Written instruction
Below are the records. Gather each line that holds "this".

Given information

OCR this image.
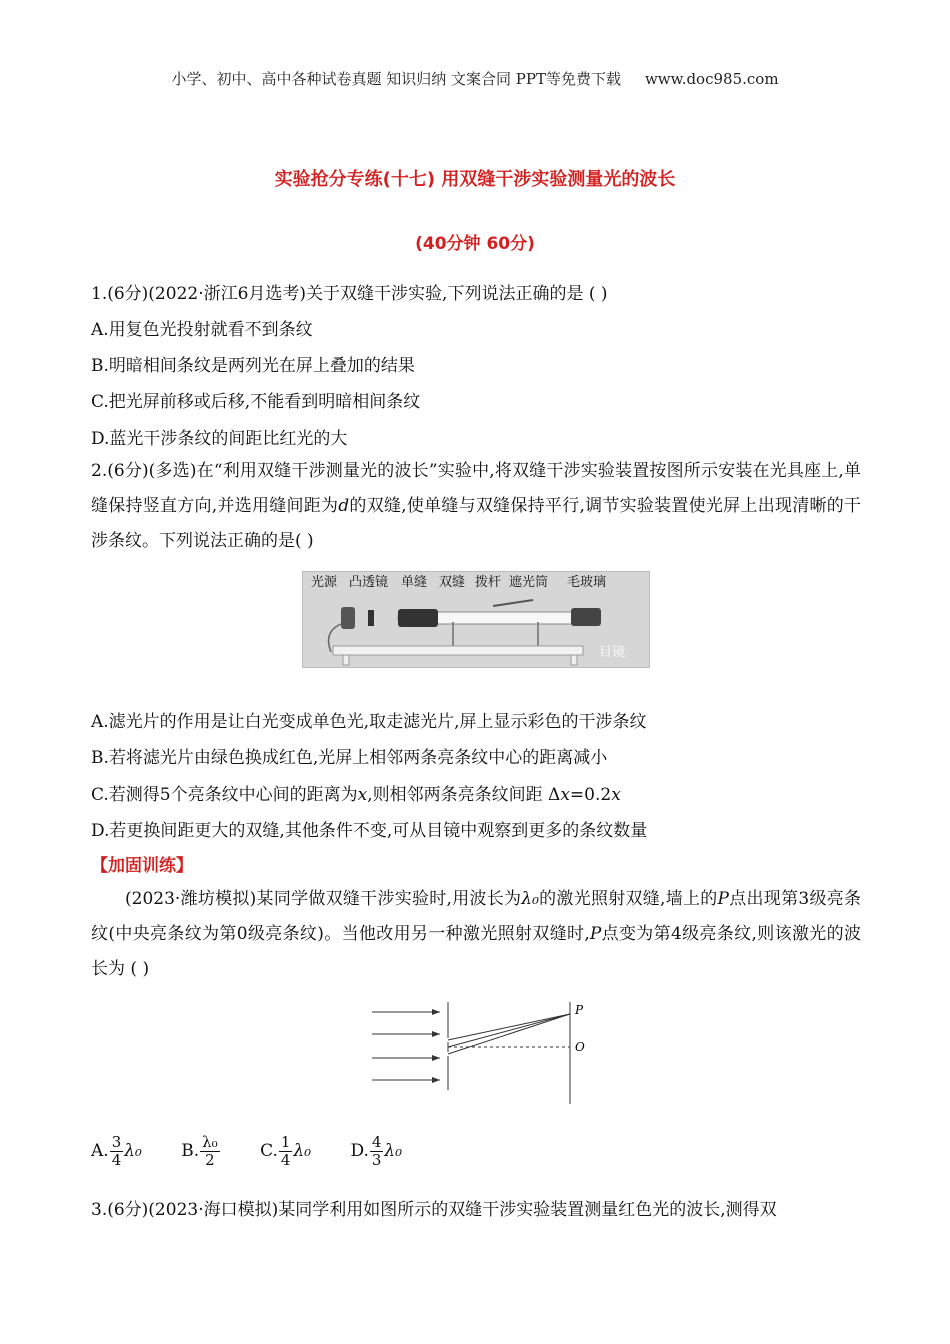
小学、初中、高中各种试卷真题 知识归纳 文案合同 PPT等免费下载 www.doc985.com
实验抢分专练(十七) 用双缝干涉实验测量光的波长
(40分钟 60分)
1.(6分)(2022·浙江6月选考)关于双缝干涉实验,下列说法正确的是 ( )
A.用复色光投射就看不到条纹
B.明暗相间条纹是两列光在屏上叠加的结果
C.把光屏前移或后移,不能看到明暗相间条纹
D.蓝光干涉条纹的间距比红光的大
2.(6分)(多选)在“利用双缝干涉测量光的波长”实验中,将双缝干涉实验装置按图所示安装在光具座上,单缝保持竖直方向,并选用缝间距为d的双缝,使单缝与双缝保持平行,调节实验装置使光屏上出现清晰的干涉条纹。下列说法正确的是( )
光源 凸透镜 单缝 双缝 拨杆 遮光筒 毛玻璃
目镜
A.滤光片的作用是让白光变成单色光,取走滤光片,屏上显示彩色的干涉条纹
B.若将滤光片由绿色换成红色,光屏上相邻两条亮条纹中心的距离减小
C.若测得5个亮条纹中心间的距离为x,则相邻两条亮条纹间距 Δx=0.2x
D.若更换间距更大的双缝,其他条件不变,可从目镜中观察到更多的条纹数量
【加固训练】
(2023·潍坊模拟)某同学做双缝干涉实验时,用波长为λ₀的激光照射双缝,墙上的P点出现第3级亮条纹(中央亮条纹为第0级亮条纹)。当他改用另一种激光照射双缝时,P点变为第4级亮条纹,则该激光的波长为 ( )
P
O
A. $\frac{3}{4} \lambda_0$ B. $\frac{\text{λ₀}}{2} C$. $\frac{1}{4} \lambda_0$ D. $\frac{4}{3} \lambda_0$
3.(6分)(2023·海口模拟)某同学利用如图所示的双缝干涉实验装置测量红色光的波长,测得双
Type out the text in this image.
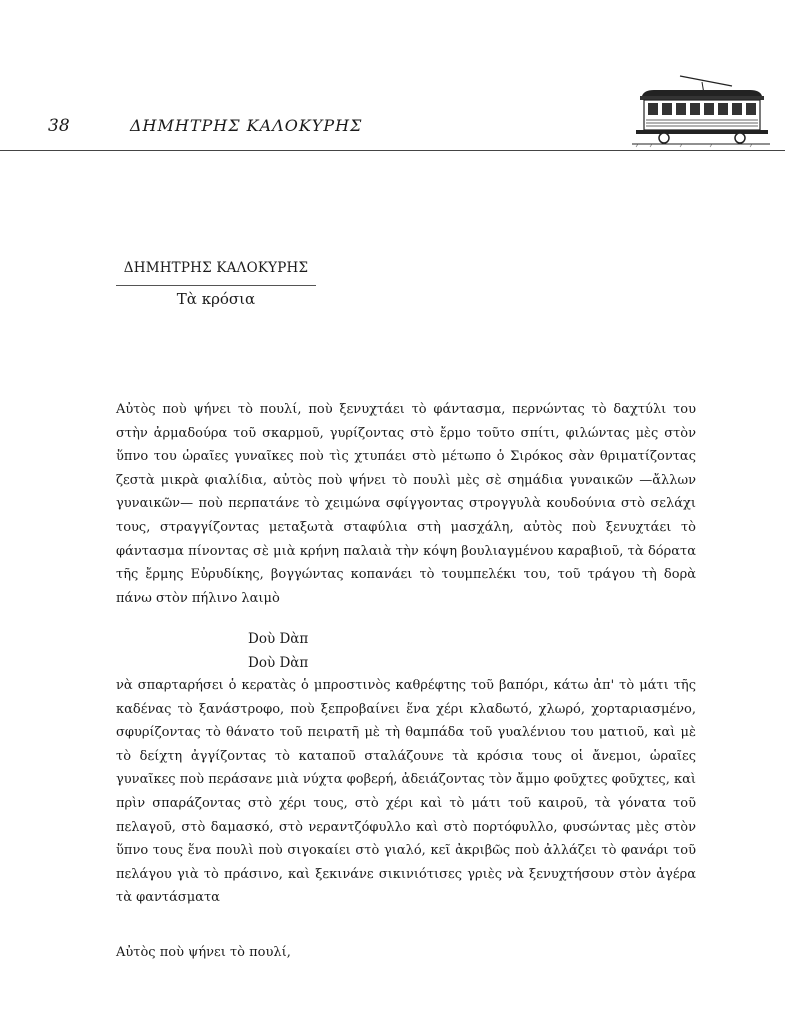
38	ΔΗΜΗΤΡΗΣ ΚΑΛΟΚΥΡΗΣ
ΔΗΜΗΤΡΗΣ ΚΑΛΟΚΥΡΗΣ
Τὰ κρόσια

Αὐτὸς ποὺ ψήνει τὸ πουλί, ποὺ ξενυχτάει τὸ φάντασμα, περνώντας τὸ δαχτύλι του στὴν ἀρμαδούρα τοῦ σκαρμοῦ, γυρίζοντας στὸ ἔρμο τοῦτο σπίτι, φιλώντας μὲς στὸν ὕπνο του ὡραῖες γυναῖκες ποὺ τὶς χτυπάει στὸ μέτωπο ὁ Σιρόκος σὰν θριματίζοντας ζεστὰ μικρὰ φιαλίδια, αὐτὸς ποὺ ψήνει τὸ πουλὶ μὲς σὲ σημάδια γυναικῶν —ἄλλων γυναικῶν— ποὺ περπατάνε τὸ χειμώνα σφίγγοντας στρογγυλὰ κουδούνια στὸ σελάχι τους, στραγγίζοντας μεταξωτὰ σταφύλια στὴ μασχάλη, αὐτὸς ποὺ ξενυχτάει τὸ φάντασμα πίνοντας σὲ μιὰ κρήνη παλαιὰ τὴν κόψη βουλιαγμένου καραβιοῦ, τὰ δόρατα τῆς ἔρμης Εὐρυδίκης, βογγώντας κοπανάει τὸ τουμπελέκι του, τοῦ τράγου τὴ δορὰ πάνω στὸν πήλινο λαιμὸ

Dοὺ Dὰπ
Dοὺ Dὰπ

νὰ σπαρταρήσει ὁ κερατὰς ὁ μπροστινὸς καθρέφτης τοῦ βαπόρι, κάτω ἀπ' τὸ μάτι τῆς καδένας τὸ ξανάστροφο, ποὺ ξεπροβαίνει ἕνα χέρι κλαδωτό, χλωρό, χορταριασμένο, σφυρίζοντας τὸ θάνατο τοῦ πειρατῆ μὲ τὴ θαμπάδα τοῦ γυαλένιου του ματιοῦ, καὶ μὲ τὸ δείχτη ἀγγίζοντας τὸ καταποῦ σταλάζουνε τὰ κρόσια τους οἱ ἄνεμοι, ὡραῖες γυναῖκες ποὺ περάσανε μιὰ νύχτα φοβερή, ἀδειάζοντας τὸν ἄμμο φοῦχτες φοῦχτες, καὶ πρὶν σπαράζοντας στὸ χέρι τους, στὸ χέρι καὶ τὸ μάτι τοῦ καιροῦ, τὰ γόνατα τοῦ πελαγοῦ, στὸ δαμασκό, στὸ νεραντζόφυλλο καὶ στὸ πορτόφυλλο, φυσώντας μὲς στὸν ὕπνο τους ἕνα πουλὶ ποὺ σιγοκαίει στὸ γιαλό, κεῖ ἀκριβῶς ποὺ ἀλλάζει τὸ φανάρι τοῦ πελάγου γιὰ τὸ πράσινο, καὶ ξεκινάνε σικινιότισες γριὲς νὰ ξενυχτήσουν στὸν ἀγέρα τὰ φαντάσματα

Αὐτὸς ποὺ ψήνει τὸ πουλί,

Result
OCR this image.
Type out the text in this image.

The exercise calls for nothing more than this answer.